Problem to solve: Pull every line with the word "actual" out of the entries below.

Material to process:
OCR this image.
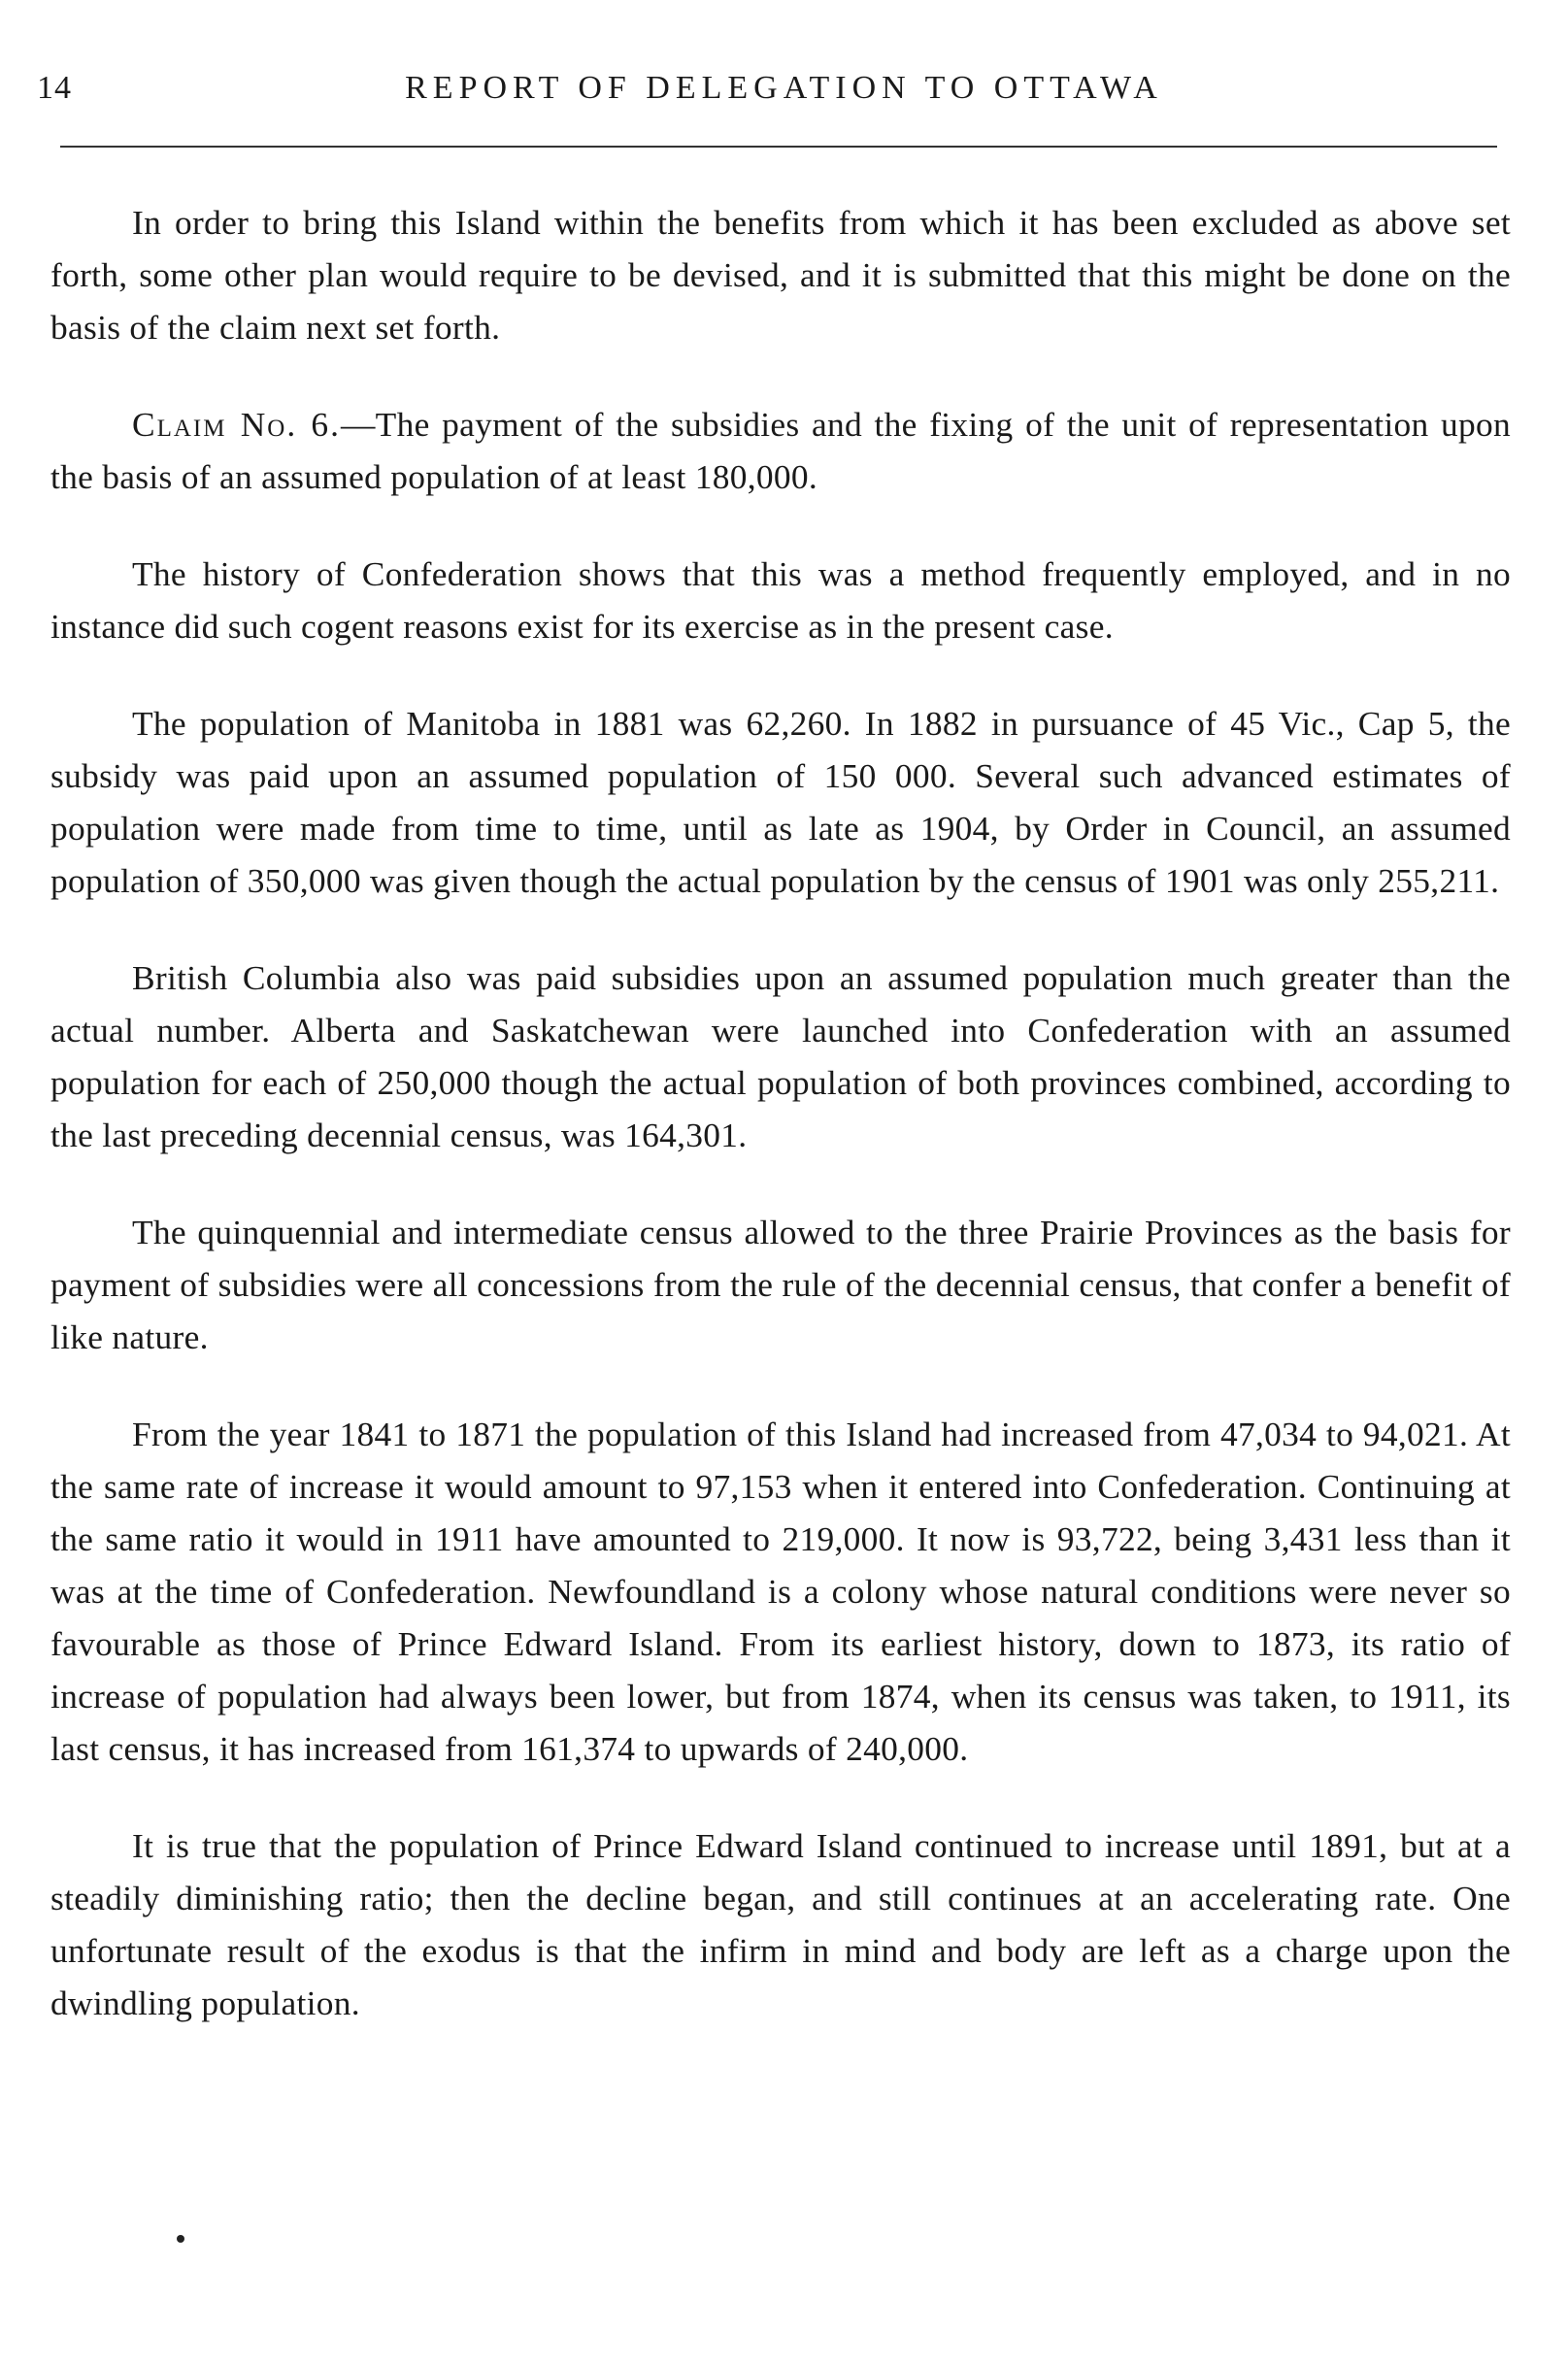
14	REPORT OF DELEGATION TO OTTAWA

In order to bring this Island within the benefits from which it has been excluded as above set forth, some other plan would require to be devised, and it is submitted that this might be done on the basis of the claim next set forth.

Claim No. 6.—The payment of the subsidies and the fixing of the unit of representation upon the basis of an assumed population of at least 180,000.

The history of Confederation shows that this was a method frequently employed, and in no instance did such cogent reasons exist for its exercise as in the present case.

The population of Manitoba in 1881 was 62,260. In 1882 in pursuance of 45 Vic., Cap 5, the subsidy was paid upon an assumed population of 150 000. Several such advanced estimates of population were made from time to time, until as late as 1904, by Order in Council, an assumed population of 350,000 was given though the actual population by the census of 1901 was only 255,211.

British Columbia also was paid subsidies upon an assumed population much greater than the actual number. Alberta and Saskatchewan were launched into Confederation with an assumed population for each of 250,000 though the actual population of both provinces combined, according to the last preceding decennial census, was 164,301.

The quinquennial and intermediate census allowed to the three Prairie Provinces as the basis for payment of subsidies were all concessions from the rule of the decennial census, that confer a benefit of like nature.

From the year 1841 to 1871 the population of this Island had increased from 47,034 to 94,021. At the same rate of increase it would amount to 97,153 when it entered into Confederation. Continuing at the same ratio it would in 1911 have amounted to 219,000. It now is 93,722, being 3,431 less than it was at the time of Confederation. Newfoundland is a colony whose natural conditions were never so favourable as those of Prince Edward Island. From its earliest history, down to 1873, its ratio of increase of population had always been lower, but from 1874, when its census was taken, to 1911, its last census, it has increased from 161,374 to upwards of 240,000.

It is true that the population of Prince Edward Island continued to increase until 1891, but at a steadily diminishing ratio; then the decline began, and still continues at an accelerating rate. One unfortunate result of the exodus is that the infirm in mind and body are left as a charge upon the dwindling population.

Finished answer:
The population of Manitoba in 1881 was 62,260. In 1882 in pursuance of 45 Vic., Cap 5, the subsidy was paid upon an assumed population of 150 000. Several such advanced estimates of population were made from time to time, until as late as 1904, by Order in Council, an assumed population of 350,000 was given though the actual population by the census of 1901 was only 255,211.
British Columbia also was paid subsidies upon an assumed population much greater than the actual number. Alberta and Saskatchewan were launched into Confederation with an assumed population for each of 250,000 though the actual population of both provinces combined, according to the last preceding decennial census, was 164,301.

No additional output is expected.